Requirements: Begin at the line containing "What data populates" and give again every line to the end of the records, exactly, without the pictures.

Recorded data:

* * * * *

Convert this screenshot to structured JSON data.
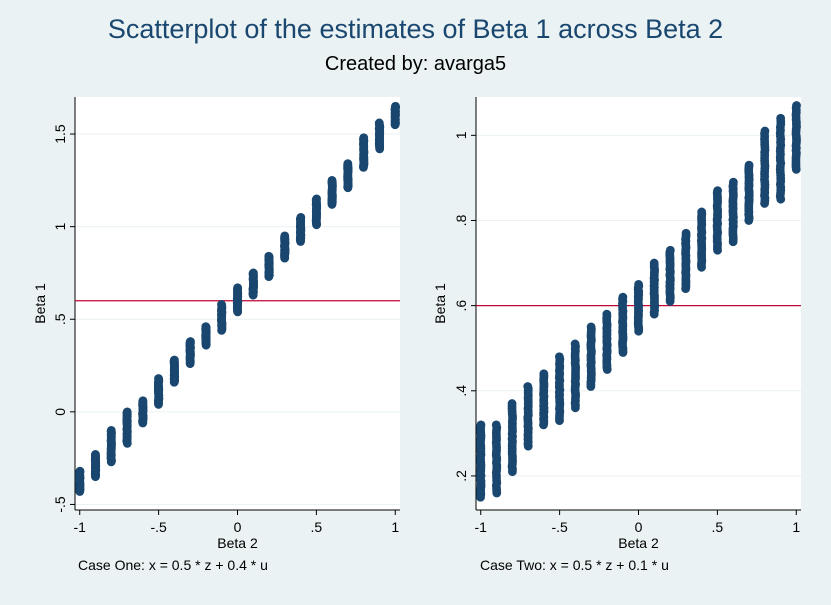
{
  "title": "Scatterplot of the estimates of Beta 1 across Beta 2",
  "subtitle": "Created by: avarga5",
  "colors": {
    "background": "#eaf2f3",
    "plot_background": "#ffffff",
    "marker": "#1a476f",
    "reference_line": "#c10534",
    "title": "#1a476f",
    "grid": "#eaf2f3"
  },
  "chart_data": [
    {
      "type": "scatter",
      "title": "",
      "xlabel": "Beta 2",
      "ylabel": "Beta 1",
      "note": "Case One: x = 0.5 * z + 0.4 * u",
      "xlim": [
        -1.03,
        1.03
      ],
      "ylim": [
        -0.53,
        1.7
      ],
      "xticks": [
        {
          "value": -1,
          "label": "-1"
        },
        {
          "value": -0.5,
          "label": "-.5"
        },
        {
          "value": 0,
          "label": "0"
        },
        {
          "value": 0.5,
          "label": ".5"
        },
        {
          "value": 1,
          "label": "1"
        }
      ],
      "yticks": [
        {
          "value": -0.5,
          "label": "-.5"
        },
        {
          "value": 0,
          "label": "0"
        },
        {
          "value": 0.5,
          "label": ".5"
        },
        {
          "value": 1,
          "label": "1"
        },
        {
          "value": 1.5,
          "label": "1.5"
        }
      ],
      "grid": "horizontal",
      "reference_line_y": 0.6,
      "series": [
        {
          "clusters": [
            {
              "x": -1.0,
              "y_min": -0.43,
              "y_max": -0.32
            },
            {
              "x": -0.9,
              "y_min": -0.35,
              "y_max": -0.23
            },
            {
              "x": -0.8,
              "y_min": -0.27,
              "y_max": -0.1
            },
            {
              "x": -0.7,
              "y_min": -0.17,
              "y_max": 0.0
            },
            {
              "x": -0.6,
              "y_min": -0.06,
              "y_max": 0.06
            },
            {
              "x": -0.5,
              "y_min": 0.04,
              "y_max": 0.18
            },
            {
              "x": -0.4,
              "y_min": 0.16,
              "y_max": 0.28
            },
            {
              "x": -0.3,
              "y_min": 0.26,
              "y_max": 0.38
            },
            {
              "x": -0.2,
              "y_min": 0.36,
              "y_max": 0.46
            },
            {
              "x": -0.1,
              "y_min": 0.44,
              "y_max": 0.58
            },
            {
              "x": 0.0,
              "y_min": 0.54,
              "y_max": 0.67
            },
            {
              "x": 0.1,
              "y_min": 0.63,
              "y_max": 0.75
            },
            {
              "x": 0.2,
              "y_min": 0.73,
              "y_max": 0.84
            },
            {
              "x": 0.3,
              "y_min": 0.83,
              "y_max": 0.95
            },
            {
              "x": 0.4,
              "y_min": 0.92,
              "y_max": 1.05
            },
            {
              "x": 0.5,
              "y_min": 1.01,
              "y_max": 1.15
            },
            {
              "x": 0.6,
              "y_min": 1.12,
              "y_max": 1.25
            },
            {
              "x": 0.7,
              "y_min": 1.21,
              "y_max": 1.34
            },
            {
              "x": 0.8,
              "y_min": 1.32,
              "y_max": 1.48
            },
            {
              "x": 0.9,
              "y_min": 1.42,
              "y_max": 1.56
            },
            {
              "x": 1.0,
              "y_min": 1.55,
              "y_max": 1.65
            }
          ]
        }
      ]
    },
    {
      "type": "scatter",
      "title": "",
      "xlabel": "Beta 2",
      "ylabel": "Beta 1",
      "note": "Case Two: x = 0.5 * z + 0.1 * u",
      "xlim": [
        -1.03,
        1.03
      ],
      "ylim": [
        0.12,
        1.09
      ],
      "xticks": [
        {
          "value": -1,
          "label": "-1"
        },
        {
          "value": -0.5,
          "label": "-.5"
        },
        {
          "value": 0,
          "label": "0"
        },
        {
          "value": 0.5,
          "label": ".5"
        },
        {
          "value": 1,
          "label": "1"
        }
      ],
      "yticks": [
        {
          "value": 0.2,
          "label": ".2"
        },
        {
          "value": 0.4,
          "label": ".4"
        },
        {
          "value": 0.6,
          "label": ".6"
        },
        {
          "value": 0.8,
          "label": ".8"
        },
        {
          "value": 1.0,
          "label": "1"
        }
      ],
      "grid": "horizontal",
      "reference_line_y": 0.6,
      "series": [
        {
          "clusters": [
            {
              "x": -1.0,
              "y_min": 0.15,
              "y_max": 0.32
            },
            {
              "x": -0.9,
              "y_min": 0.16,
              "y_max": 0.32
            },
            {
              "x": -0.8,
              "y_min": 0.21,
              "y_max": 0.37
            },
            {
              "x": -0.7,
              "y_min": 0.27,
              "y_max": 0.41
            },
            {
              "x": -0.6,
              "y_min": 0.32,
              "y_max": 0.44
            },
            {
              "x": -0.5,
              "y_min": 0.33,
              "y_max": 0.48
            },
            {
              "x": -0.4,
              "y_min": 0.36,
              "y_max": 0.51
            },
            {
              "x": -0.3,
              "y_min": 0.41,
              "y_max": 0.55
            },
            {
              "x": -0.2,
              "y_min": 0.45,
              "y_max": 0.58
            },
            {
              "x": -0.1,
              "y_min": 0.49,
              "y_max": 0.62
            },
            {
              "x": 0.0,
              "y_min": 0.54,
              "y_max": 0.65
            },
            {
              "x": 0.1,
              "y_min": 0.58,
              "y_max": 0.7
            },
            {
              "x": 0.2,
              "y_min": 0.61,
              "y_max": 0.73
            },
            {
              "x": 0.3,
              "y_min": 0.64,
              "y_max": 0.77
            },
            {
              "x": 0.4,
              "y_min": 0.69,
              "y_max": 0.82
            },
            {
              "x": 0.5,
              "y_min": 0.73,
              "y_max": 0.87
            },
            {
              "x": 0.6,
              "y_min": 0.75,
              "y_max": 0.89
            },
            {
              "x": 0.7,
              "y_min": 0.8,
              "y_max": 0.93
            },
            {
              "x": 0.8,
              "y_min": 0.84,
              "y_max": 1.01
            },
            {
              "x": 0.9,
              "y_min": 0.85,
              "y_max": 1.04
            },
            {
              "x": 1.0,
              "y_min": 0.92,
              "y_max": 1.07
            }
          ]
        }
      ]
    }
  ]
}
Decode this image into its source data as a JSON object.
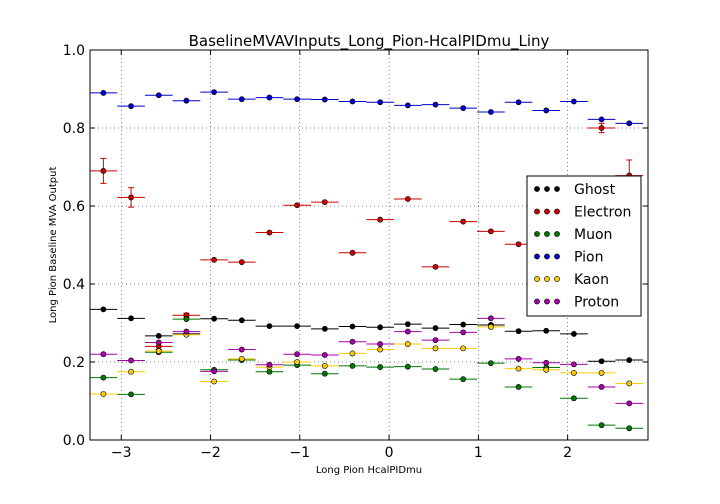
{
  "chart_data": {
    "type": "scatter",
    "title": "BaselineMVAVInputs_Long_Pion-HcalPIDmu_Liny",
    "xlabel": "Long Pion HcalPIDmu",
    "ylabel": "Long Pion Baseline MVA Output",
    "xlim": [
      -3.35,
      2.9
    ],
    "ylim": [
      0.0,
      1.0
    ],
    "xticks": [
      -3,
      -2,
      -1,
      0,
      1,
      2
    ],
    "xtick_labels": [
      "−3",
      "−2",
      "−1",
      "0",
      "1",
      "2"
    ],
    "yticks": [
      0.0,
      0.2,
      0.4,
      0.6,
      0.8,
      1.0
    ],
    "ytick_labels": [
      "0.0",
      "0.2",
      "0.4",
      "0.6",
      "0.8",
      "1.0"
    ],
    "grid": true,
    "legend_position": "right",
    "bin_half_width": 0.155,
    "x": [
      -3.2,
      -2.89,
      -2.58,
      -2.27,
      -1.96,
      -1.65,
      -1.34,
      -1.03,
      -0.72,
      -0.41,
      -0.1,
      0.21,
      0.52,
      0.83,
      1.14,
      1.45,
      1.76,
      2.07,
      2.38,
      2.69
    ],
    "series": [
      {
        "name": "Ghost",
        "color": "#000000",
        "values": [
          0.335,
          0.312,
          0.267,
          0.272,
          0.311,
          0.307,
          0.292,
          0.292,
          0.285,
          0.291,
          0.289,
          0.297,
          0.287,
          0.296,
          0.295,
          0.279,
          0.28,
          0.272,
          0.202,
          0.205
        ],
        "errors": [
          0.004,
          0.003,
          0.003,
          0.003,
          0.003,
          0.003,
          0.003,
          0.003,
          0.003,
          0.003,
          0.003,
          0.003,
          0.003,
          0.003,
          0.003,
          0.003,
          0.004,
          0.004,
          0.004,
          0.004
        ]
      },
      {
        "name": "Electron",
        "color": "#cc0000",
        "values": [
          0.69,
          0.622,
          0.24,
          0.32,
          0.462,
          0.456,
          0.532,
          0.602,
          0.61,
          0.48,
          0.565,
          0.618,
          0.444,
          0.56,
          0.535,
          0.502,
          0.49,
          0.61,
          0.8,
          0.678
        ],
        "errors": [
          0.032,
          0.025,
          0.008,
          0.005,
          0.004,
          0.003,
          0.003,
          0.003,
          0.003,
          0.003,
          0.003,
          0.003,
          0.003,
          0.003,
          0.003,
          0.004,
          0.004,
          0.005,
          0.012,
          0.04
        ]
      },
      {
        "name": "Muon",
        "color": "#007700",
        "values": [
          0.16,
          0.117,
          0.225,
          0.31,
          0.18,
          0.205,
          0.175,
          0.192,
          0.17,
          0.19,
          0.187,
          0.188,
          0.182,
          0.156,
          0.197,
          0.136,
          0.186,
          0.107,
          0.038,
          0.03
        ],
        "errors": [
          0.004,
          0.003,
          0.003,
          0.003,
          0.003,
          0.003,
          0.003,
          0.003,
          0.003,
          0.003,
          0.003,
          0.003,
          0.003,
          0.003,
          0.003,
          0.003,
          0.003,
          0.003,
          0.003,
          0.003
        ]
      },
      {
        "name": "Pion",
        "color": "#0000cc",
        "values": [
          0.89,
          0.856,
          0.884,
          0.87,
          0.892,
          0.874,
          0.878,
          0.874,
          0.873,
          0.868,
          0.866,
          0.858,
          0.86,
          0.851,
          0.841,
          0.866,
          0.845,
          0.868,
          0.822,
          0.812
        ],
        "errors": [
          0.003,
          0.003,
          0.003,
          0.003,
          0.003,
          0.003,
          0.003,
          0.003,
          0.003,
          0.003,
          0.003,
          0.003,
          0.003,
          0.003,
          0.003,
          0.003,
          0.003,
          0.003,
          0.004,
          0.004
        ]
      },
      {
        "name": "Kaon",
        "color": "#ffcc00",
        "values": [
          0.118,
          0.175,
          0.228,
          0.27,
          0.15,
          0.208,
          0.187,
          0.2,
          0.19,
          0.222,
          0.232,
          0.246,
          0.235,
          0.235,
          0.29,
          0.183,
          0.18,
          0.172,
          0.172,
          0.145
        ],
        "errors": [
          0.003,
          0.003,
          0.003,
          0.003,
          0.003,
          0.003,
          0.003,
          0.003,
          0.003,
          0.003,
          0.003,
          0.003,
          0.003,
          0.003,
          0.003,
          0.003,
          0.003,
          0.003,
          0.003,
          0.003
        ]
      },
      {
        "name": "Proton",
        "color": "#aa00aa",
        "values": [
          0.22,
          0.204,
          0.25,
          0.278,
          0.176,
          0.232,
          0.193,
          0.22,
          0.218,
          0.252,
          0.246,
          0.278,
          0.256,
          0.276,
          0.312,
          0.208,
          0.198,
          0.194,
          0.136,
          0.094
        ],
        "errors": [
          0.003,
          0.003,
          0.003,
          0.003,
          0.003,
          0.003,
          0.003,
          0.003,
          0.003,
          0.003,
          0.003,
          0.003,
          0.003,
          0.003,
          0.003,
          0.003,
          0.003,
          0.003,
          0.003,
          0.003
        ]
      }
    ]
  }
}
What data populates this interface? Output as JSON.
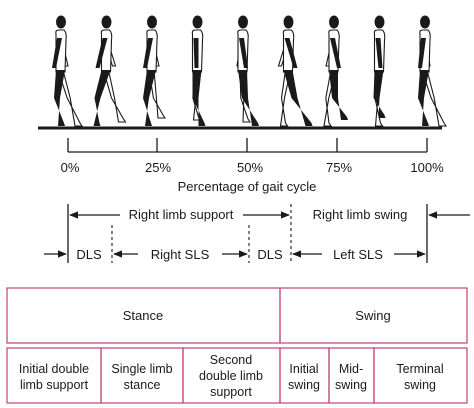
{
  "percent_ticks": [
    "0%",
    "25%",
    "50%",
    "75%",
    "100%"
  ],
  "axis_label": "Percentage of gait cycle",
  "limb_phases": {
    "right_support": "Right limb support",
    "right_swing": "Right limb swing"
  },
  "support_phases": {
    "dls_1": "DLS",
    "right_sls": "Right SLS",
    "dls_2": "DLS",
    "left_sls": "Left SLS"
  },
  "main_phases": {
    "stance": "Stance",
    "swing": "Swing"
  },
  "sub_phases": [
    [
      "Initial double",
      "limb support"
    ],
    [
      "Single limb",
      "stance"
    ],
    [
      "Second",
      "double limb",
      "support"
    ],
    [
      "Initial",
      "swing"
    ],
    [
      "Mid-",
      "swing"
    ],
    [
      "Terminal",
      "swing"
    ]
  ],
  "colors": {
    "box_border": "#c0437a",
    "ink": "#1a1a1a"
  },
  "figure_count": 9
}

* * * * *

Finished answer:
What data populates this interface? Output as JSON.
{
  "percent_ticks": [
    "0%",
    "25%",
    "50%",
    "75%",
    "100%"
  ],
  "axis_label": "Percentage of gait cycle",
  "limb_phases": {
    "right_support": "Right limb support",
    "right_swing": "Right limb swing"
  },
  "support_phases": {
    "dls_1": "DLS",
    "right_sls": "Right SLS",
    "dls_2": "DLS",
    "left_sls": "Left SLS"
  },
  "main_phases": {
    "stance": "Stance",
    "swing": "Swing"
  },
  "sub_phases": [
    [
      "Initial double",
      "limb support"
    ],
    [
      "Single limb",
      "stance"
    ],
    [
      "Second",
      "double limb",
      "support"
    ],
    [
      "Initial",
      "swing"
    ],
    [
      "Mid-",
      "swing"
    ],
    [
      "Terminal",
      "swing"
    ]
  ],
  "colors": {
    "box_border": "#c0437a",
    "ink": "#1a1a1a"
  },
  "figure_count": 9
}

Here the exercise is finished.